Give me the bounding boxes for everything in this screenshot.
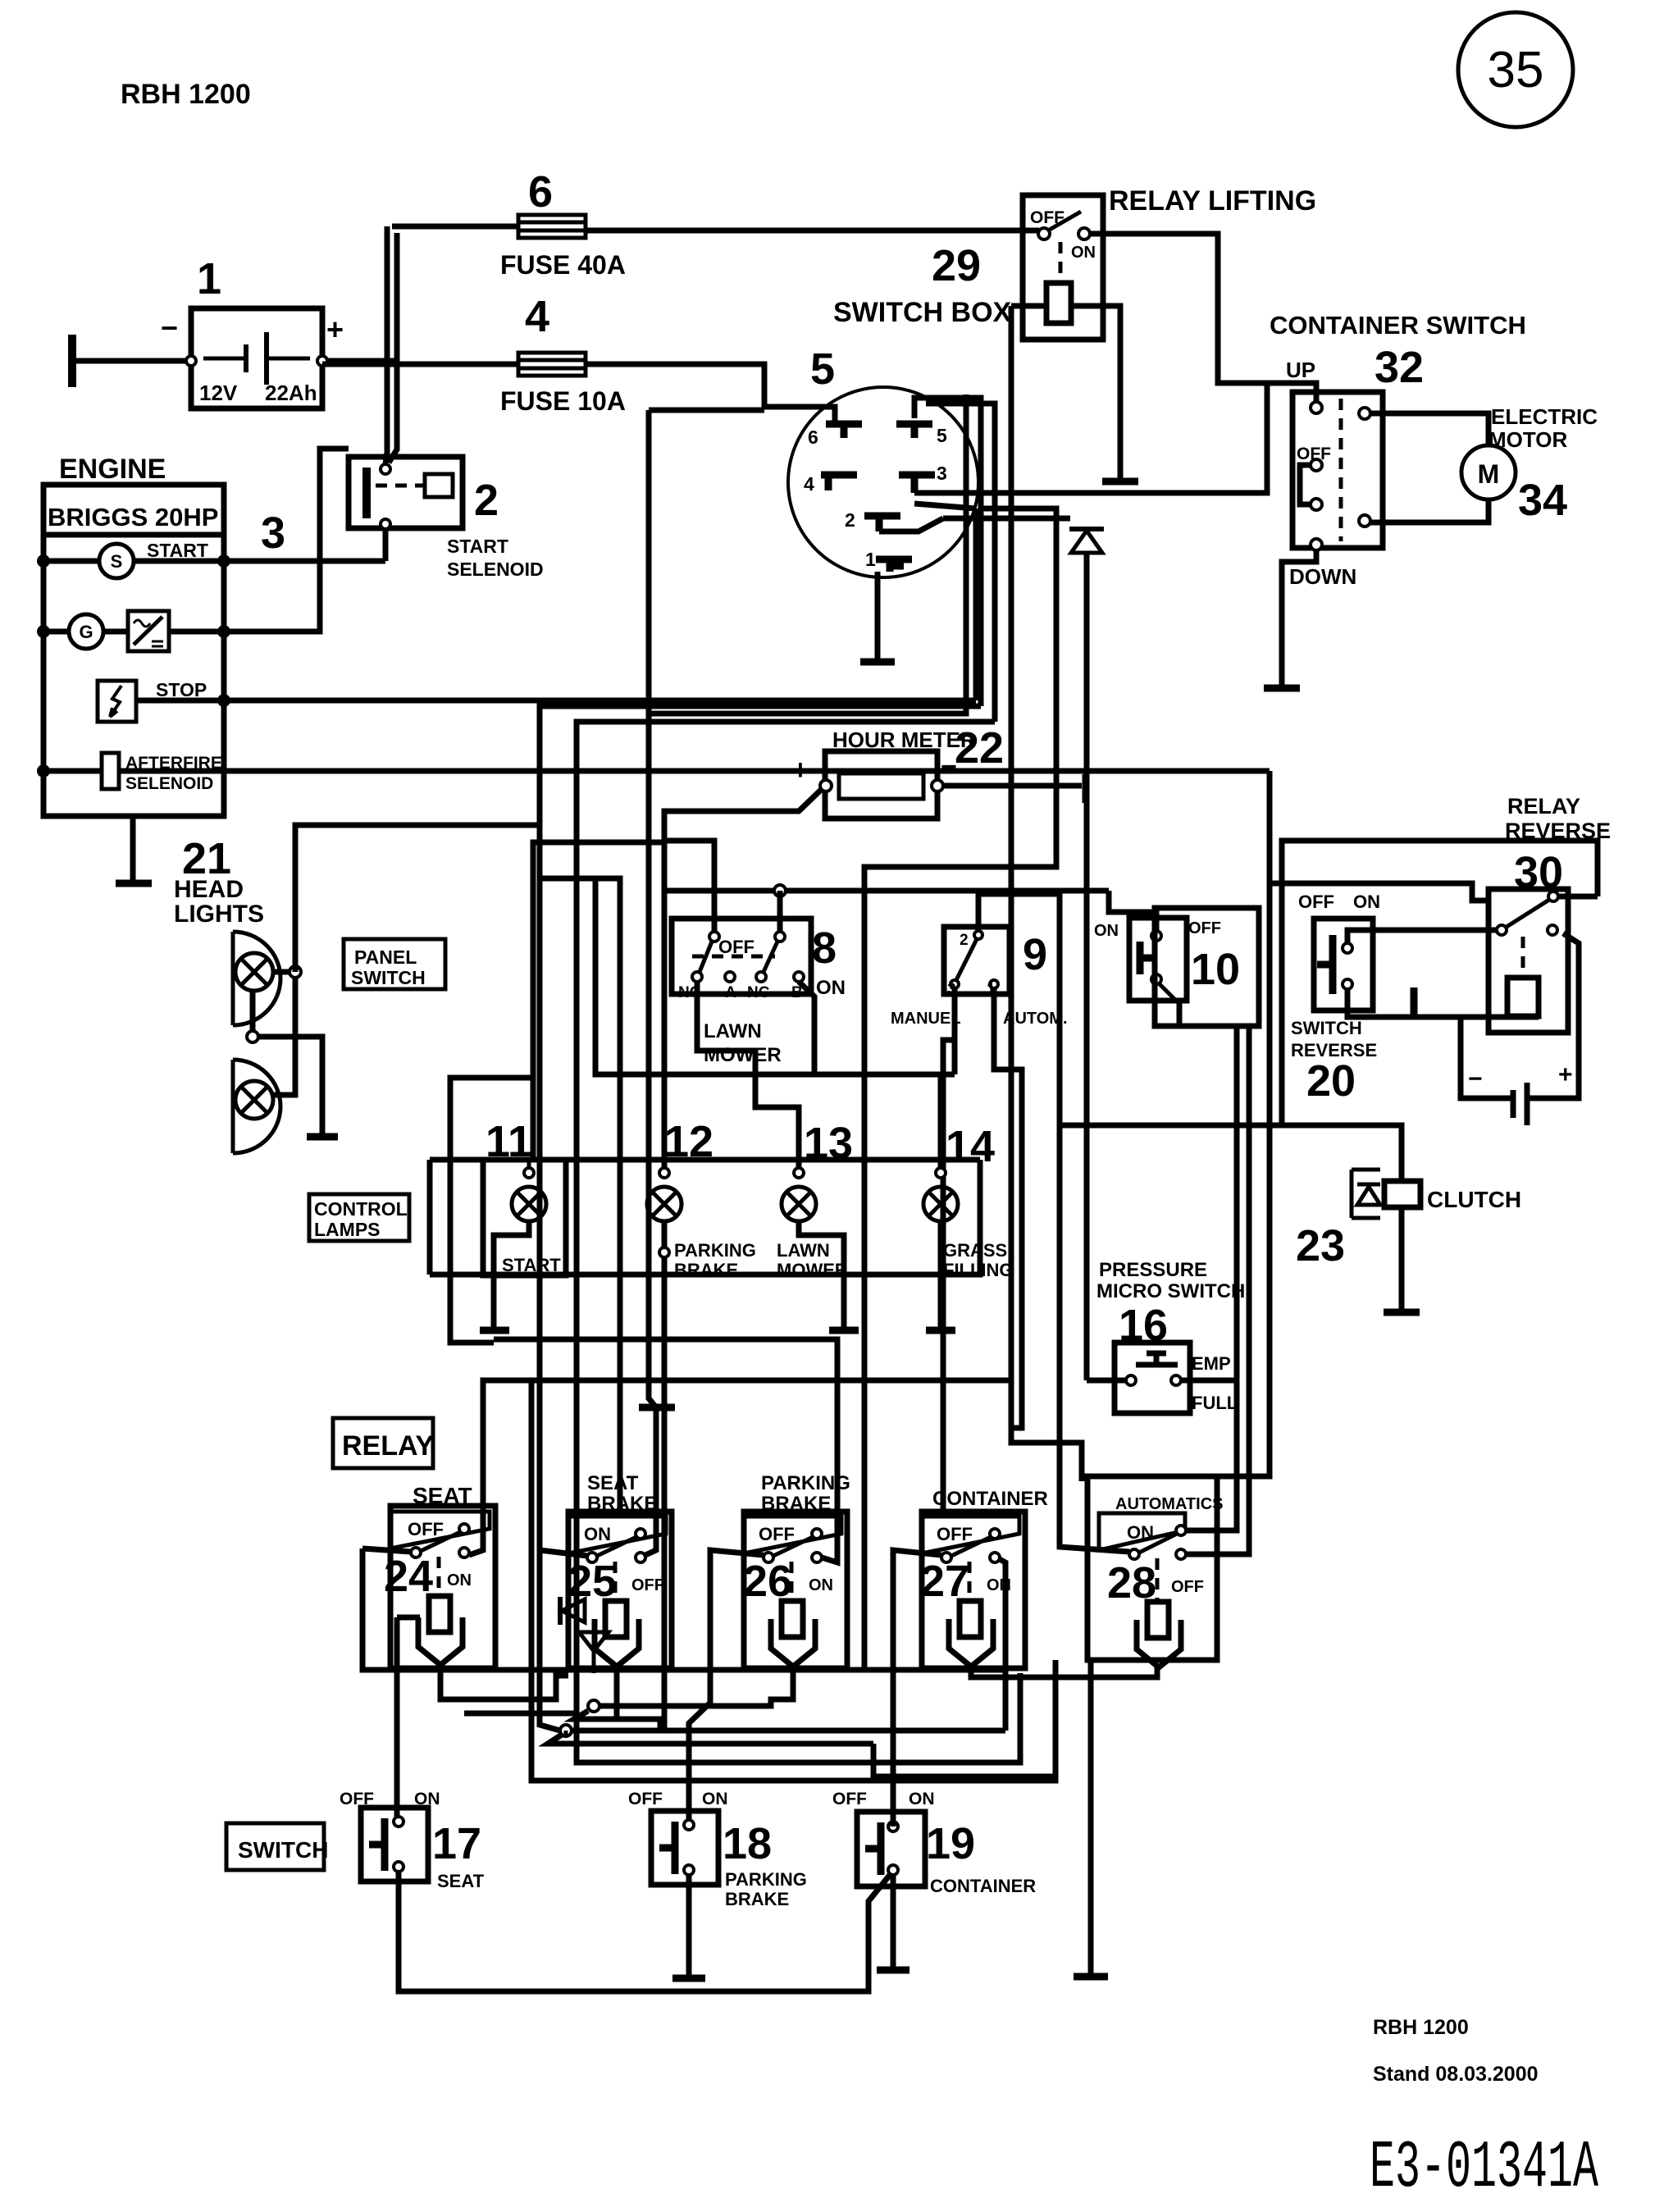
svg-text:ON: ON (447, 1571, 472, 1589)
svg-text:STOP: STOP (156, 679, 207, 700)
svg-text:SWITCH: SWITCH (1291, 1018, 1362, 1038)
svg-text:MOWER: MOWER (704, 1044, 782, 1066)
svg-text:−: − (941, 751, 957, 782)
svg-text:BRAKE: BRAKE (674, 1260, 738, 1280)
svg-text:17: 17 (432, 1819, 481, 1868)
svg-text:CONTROL: CONTROL (314, 1198, 408, 1220)
svg-text:SEAT: SEAT (437, 1871, 485, 1891)
svg-text:LAMPS: LAMPS (314, 1219, 381, 1240)
svg-text:CLUTCH: CLUTCH (1427, 1187, 1521, 1212)
svg-text:1: 1 (197, 254, 221, 303)
svg-text:+: + (326, 312, 344, 346)
svg-text:SEAT: SEAT (587, 1472, 639, 1494)
svg-text:UP: UP (1286, 358, 1315, 382)
svg-text:OFF: OFF (1171, 1578, 1204, 1596)
svg-text:GRASS: GRASS (943, 1240, 1007, 1261)
svg-text:PRESSURE: PRESSURE (1099, 1259, 1207, 1281)
svg-text:OFF: OFF (937, 1524, 973, 1544)
svg-text:10: 10 (1191, 945, 1240, 994)
svg-text:2: 2 (960, 932, 969, 949)
svg-text:ON: ON (1353, 892, 1380, 912)
svg-text:OFF: OFF (759, 1524, 795, 1544)
svg-text:RELAY LIFTING: RELAY LIFTING (1109, 185, 1316, 217)
svg-text:34: 34 (1518, 476, 1567, 525)
svg-text:OFF: OFF (408, 1519, 444, 1539)
svg-text:6: 6 (808, 426, 818, 448)
svg-text:RBH 1200: RBH 1200 (1373, 2016, 1469, 2039)
svg-text:22: 22 (955, 723, 1004, 773)
svg-text:PARKING: PARKING (725, 1869, 807, 1890)
svg-text:4: 4 (804, 473, 814, 495)
svg-text:FULL: FULL (1192, 1393, 1238, 1413)
svg-text:22Ah: 22Ah (265, 381, 317, 405)
svg-text:12V: 12V (199, 381, 238, 405)
svg-text:23: 23 (1296, 1221, 1345, 1270)
svg-text:PARKING: PARKING (674, 1240, 756, 1261)
svg-text:ENGINE: ENGINE (59, 454, 166, 485)
svg-text:SWITCH BOX: SWITCH BOX (833, 297, 1012, 328)
svg-text:SELENOID: SELENOID (125, 774, 213, 793)
svg-text:OFF: OFF (628, 1790, 663, 1808)
svg-text:EMP: EMP (1192, 1353, 1231, 1374)
svg-text:SELENOID: SELENOID (447, 559, 544, 580)
svg-text:18: 18 (723, 1819, 772, 1868)
svg-text:ON: ON (1071, 244, 1096, 262)
svg-text:19: 19 (926, 1819, 975, 1868)
svg-text:OFF: OFF (832, 1790, 867, 1808)
svg-text:ELECTRIC: ELECTRIC (1491, 404, 1598, 429)
svg-text:LAWN: LAWN (704, 1020, 762, 1042)
svg-text:OFF: OFF (1188, 919, 1221, 937)
svg-text:NC: NC (747, 984, 770, 1001)
svg-text:S: S (111, 551, 123, 572)
svg-text:START: START (502, 1255, 561, 1275)
svg-text:START: START (147, 540, 208, 561)
svg-text:RELAY: RELAY (1507, 794, 1580, 819)
svg-text:MANUEL: MANUEL (891, 1010, 961, 1028)
svg-text:+: + (792, 755, 809, 786)
svg-text:G: G (79, 622, 93, 642)
svg-text:M: M (1478, 459, 1500, 489)
svg-text:20: 20 (1306, 1056, 1356, 1106)
svg-text:5: 5 (937, 425, 947, 446)
svg-text:ON: ON (1127, 1522, 1154, 1543)
svg-text:FUSE 40A: FUSE 40A (500, 250, 626, 280)
svg-text:29: 29 (932, 241, 981, 290)
svg-text:CONTAINER: CONTAINER (932, 1488, 1048, 1510)
svg-text:3: 3 (261, 509, 285, 558)
svg-text:RELAY: RELAY (342, 1430, 434, 1462)
svg-text:HEAD: HEAD (174, 876, 244, 903)
svg-text:ON: ON (1094, 922, 1119, 940)
svg-text:32: 32 (1375, 343, 1424, 392)
svg-text:24: 24 (384, 1552, 433, 1601)
svg-text:E3-01341A: E3-01341A (1370, 2130, 1599, 2206)
svg-text:−: − (1468, 1065, 1483, 1092)
svg-text:3: 3 (937, 463, 947, 484)
svg-text:PANEL: PANEL (354, 946, 417, 968)
svg-text:SWITCH: SWITCH (238, 1837, 328, 1863)
svg-text:4: 4 (525, 292, 549, 341)
svg-text:FUSE 10A: FUSE 10A (500, 386, 626, 416)
svg-text:8: 8 (812, 924, 837, 973)
svg-text:A: A (725, 984, 736, 1001)
svg-text:SWITCH: SWITCH (351, 967, 426, 988)
svg-text:2: 2 (845, 509, 855, 531)
svg-text:ON: ON (584, 1524, 611, 1544)
svg-text:BRAKE: BRAKE (725, 1889, 789, 1909)
svg-text:CONTAINER: CONTAINER (930, 1876, 1036, 1896)
svg-text:AUTOM.: AUTOM. (1003, 1010, 1068, 1028)
svg-text:2: 2 (474, 476, 499, 525)
svg-text:OFF: OFF (1298, 892, 1334, 912)
svg-text:6: 6 (528, 167, 553, 217)
svg-text:OFF: OFF (1297, 445, 1331, 463)
svg-text:FILLING: FILLING (943, 1260, 1014, 1280)
svg-text:OFF: OFF (631, 1576, 664, 1594)
svg-text:ON: ON (909, 1790, 935, 1808)
svg-text:RBH 1200: RBH 1200 (121, 79, 251, 110)
svg-text:PARKING: PARKING (761, 1472, 850, 1494)
svg-text:14: 14 (946, 1122, 995, 1171)
svg-text:ON: ON (702, 1790, 728, 1808)
svg-text:START: START (447, 536, 508, 557)
svg-text:CONTAINER SWITCH: CONTAINER SWITCH (1270, 311, 1526, 340)
svg-text:BRIGGS 20HP: BRIGGS 20HP (48, 503, 218, 531)
svg-text:+: + (1558, 1061, 1573, 1088)
svg-text:35: 35 (1488, 42, 1544, 98)
svg-text:Stand 08.03.2000: Stand 08.03.2000 (1373, 2063, 1539, 2086)
svg-text:AUTOMATICS: AUTOMATICS (1115, 1495, 1223, 1513)
svg-text:1: 1 (865, 549, 876, 570)
svg-text:ON: ON (809, 1576, 833, 1594)
svg-text:MICRO SWITCH: MICRO SWITCH (1096, 1280, 1245, 1302)
svg-text:DOWN: DOWN (1289, 564, 1356, 589)
svg-text:ON: ON (816, 977, 846, 999)
svg-text:9: 9 (1023, 930, 1047, 979)
svg-text:LIGHTS: LIGHTS (174, 901, 264, 928)
svg-text:−: − (161, 311, 178, 344)
svg-text:5: 5 (810, 344, 835, 394)
svg-text:OFF: OFF (718, 937, 754, 957)
svg-text:MOWER: MOWER (777, 1260, 848, 1280)
svg-text:LAWN: LAWN (777, 1240, 830, 1261)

____

**Short exercise:**
Update the records above by changing every "SELENOID" to "SOLENOID" and leaving all else as it is. Omit the picture from your answer.

**Answer for this exercise:**
Give me the bounding boxes for everything in this screenshot.
svg-text:ON: ON (447, 1571, 472, 1589)
svg-text:STOP: STOP (156, 679, 207, 700)
svg-text:SWITCH: SWITCH (1291, 1018, 1362, 1038)
svg-text:MOWER: MOWER (704, 1044, 782, 1066)
svg-text:−: − (941, 751, 957, 782)
svg-text:BRAKE: BRAKE (674, 1260, 738, 1280)
svg-text:17: 17 (432, 1819, 481, 1868)
svg-text:CONTROL: CONTROL (314, 1198, 408, 1220)
svg-text:SEAT: SEAT (437, 1871, 485, 1891)
svg-text:LAMPS: LAMPS (314, 1219, 381, 1240)
svg-text:CLUTCH: CLUTCH (1427, 1187, 1521, 1212)
svg-text:1: 1 (197, 254, 221, 303)
svg-text:+: + (326, 312, 344, 346)
svg-text:SEAT: SEAT (587, 1472, 639, 1494)
svg-text:UP: UP (1286, 358, 1315, 382)
svg-text:OFF: OFF (1171, 1578, 1204, 1596)
svg-text:GRASS: GRASS (943, 1240, 1007, 1261)
svg-text:PRESSURE: PRESSURE (1099, 1259, 1207, 1281)
svg-text:OFF: OFF (937, 1524, 973, 1544)
svg-text:10: 10 (1191, 945, 1240, 994)
svg-text:2: 2 (960, 932, 969, 949)
svg-text:ON: ON (1353, 892, 1380, 912)
svg-text:OFF: OFF (759, 1524, 795, 1544)
svg-text:RELAY LIFTING: RELAY LIFTING (1109, 185, 1316, 217)
svg-text:34: 34 (1518, 476, 1567, 525)
svg-text:OFF: OFF (408, 1519, 444, 1539)
svg-text:6: 6 (808, 426, 818, 448)
svg-text:RBH 1200: RBH 1200 (1373, 2016, 1469, 2039)
svg-text:22: 22 (955, 723, 1004, 773)
svg-text:PARKING: PARKING (725, 1869, 807, 1890)
svg-text:4: 4 (804, 473, 814, 495)
svg-text:FULL: FULL (1192, 1393, 1238, 1413)
svg-text:22Ah: 22Ah (265, 381, 317, 405)
svg-text:12V: 12V (199, 381, 238, 405)
svg-text:23: 23 (1296, 1221, 1345, 1270)
svg-text:PARKING: PARKING (674, 1240, 756, 1261)
svg-text:ENGINE: ENGINE (59, 454, 166, 485)
svg-text:SWITCH BOX: SWITCH BOX (833, 297, 1012, 328)
svg-text:SOLENOID: SOLENOID (125, 774, 213, 793)
svg-text:OFF: OFF (628, 1790, 663, 1808)
svg-text:EMP: EMP (1192, 1353, 1231, 1374)
svg-text:SOLENOID: SOLENOID (447, 559, 544, 580)
svg-text:18: 18 (723, 1819, 772, 1868)
svg-text:ON: ON (1071, 244, 1096, 262)
svg-text:19: 19 (926, 1819, 975, 1868)
svg-text:OFF: OFF (832, 1790, 867, 1808)
svg-text:ELECTRIC: ELECTRIC (1491, 404, 1598, 429)
svg-text:LAWN: LAWN (704, 1020, 762, 1042)
svg-text:OFF: OFF (1188, 919, 1221, 937)
svg-text:NC: NC (747, 984, 770, 1001)
svg-text:S: S (111, 551, 123, 572)
svg-text:START: START (502, 1255, 561, 1275)
svg-text:START: START (147, 540, 208, 561)
svg-text:RELAY: RELAY (1507, 794, 1580, 819)
svg-text:MANUEL: MANUEL (891, 1010, 961, 1028)
svg-text:+: + (792, 755, 809, 786)
svg-text:G: G (79, 622, 93, 642)
svg-text:M: M (1478, 459, 1500, 489)
svg-text:20: 20 (1306, 1056, 1356, 1106)
svg-text:5: 5 (937, 425, 947, 446)
svg-text:ON: ON (1127, 1522, 1154, 1543)
svg-text:FUSE 40A: FUSE 40A (500, 250, 626, 280)
svg-text:29: 29 (932, 241, 981, 290)
svg-text:CONTAINER: CONTAINER (932, 1488, 1048, 1510)
svg-text:3: 3 (261, 509, 285, 558)
svg-text:RELAY: RELAY (342, 1430, 434, 1462)
svg-text:HEAD: HEAD (174, 876, 244, 903)
svg-text:ON: ON (1094, 922, 1119, 940)
svg-text:32: 32 (1375, 343, 1424, 392)
svg-text:24: 24 (384, 1552, 433, 1601)
svg-text:E3-01341A: E3-01341A (1370, 2130, 1599, 2206)
svg-text:−: − (1468, 1065, 1483, 1092)
svg-text:3: 3 (937, 463, 947, 484)
svg-text:PANEL: PANEL (354, 946, 417, 968)
svg-text:SWITCH: SWITCH (238, 1837, 328, 1863)
svg-text:4: 4 (525, 292, 549, 341)
svg-text:FUSE 10A: FUSE 10A (500, 386, 626, 416)
svg-text:8: 8 (812, 924, 837, 973)
svg-text:A: A (725, 984, 736, 1001)
svg-text:SWITCH: SWITCH (351, 967, 426, 988)
svg-text:2: 2 (845, 509, 855, 531)
svg-text:ON: ON (584, 1524, 611, 1544)
svg-text:BRAKE: BRAKE (725, 1889, 789, 1909)
svg-text:CONTAINER: CONTAINER (930, 1876, 1036, 1896)
svg-text:AUTOM.: AUTOM. (1003, 1010, 1068, 1028)
svg-text:2: 2 (474, 476, 499, 525)
svg-text:OFF: OFF (1298, 892, 1334, 912)
svg-text:6: 6 (528, 167, 553, 217)
svg-text:OFF: OFF (1297, 445, 1331, 463)
svg-text:FILLING: FILLING (943, 1260, 1014, 1280)
svg-text:OFF: OFF (631, 1576, 664, 1594)
svg-text:ON: ON (909, 1790, 935, 1808)
svg-text:RBH 1200: RBH 1200 (121, 79, 251, 110)
svg-text:PARKING: PARKING (761, 1472, 850, 1494)
svg-text:14: 14 (946, 1122, 995, 1171)
svg-text:ON: ON (702, 1790, 728, 1808)
svg-text:START: START (447, 536, 508, 557)
svg-text:CONTAINER SWITCH: CONTAINER SWITCH (1270, 311, 1526, 340)
svg-text:BRIGGS 20HP: BRIGGS 20HP (48, 503, 218, 531)
svg-text:+: + (1558, 1061, 1573, 1088)
svg-text:35: 35 (1488, 42, 1544, 98)
svg-text:Stand 08.03.2000: Stand 08.03.2000 (1373, 2063, 1539, 2086)
svg-text:AUTOMATICS: AUTOMATICS (1115, 1495, 1223, 1513)
svg-text:1: 1 (865, 549, 876, 570)
svg-text:ON: ON (809, 1576, 833, 1594)
svg-text:MICRO SWITCH: MICRO SWITCH (1096, 1280, 1245, 1302)
svg-text:DOWN: DOWN (1289, 564, 1356, 589)
svg-text:ON: ON (816, 977, 846, 999)
svg-text:9: 9 (1023, 930, 1047, 979)
svg-text:LIGHTS: LIGHTS (174, 901, 264, 928)
svg-text:−: − (161, 311, 178, 344)
svg-text:5: 5 (810, 344, 835, 394)
svg-text:OFF: OFF (718, 937, 754, 957)
svg-text:MOWER: MOWER (777, 1260, 848, 1280)
svg-text:LAWN: LAWN (777, 1240, 830, 1261)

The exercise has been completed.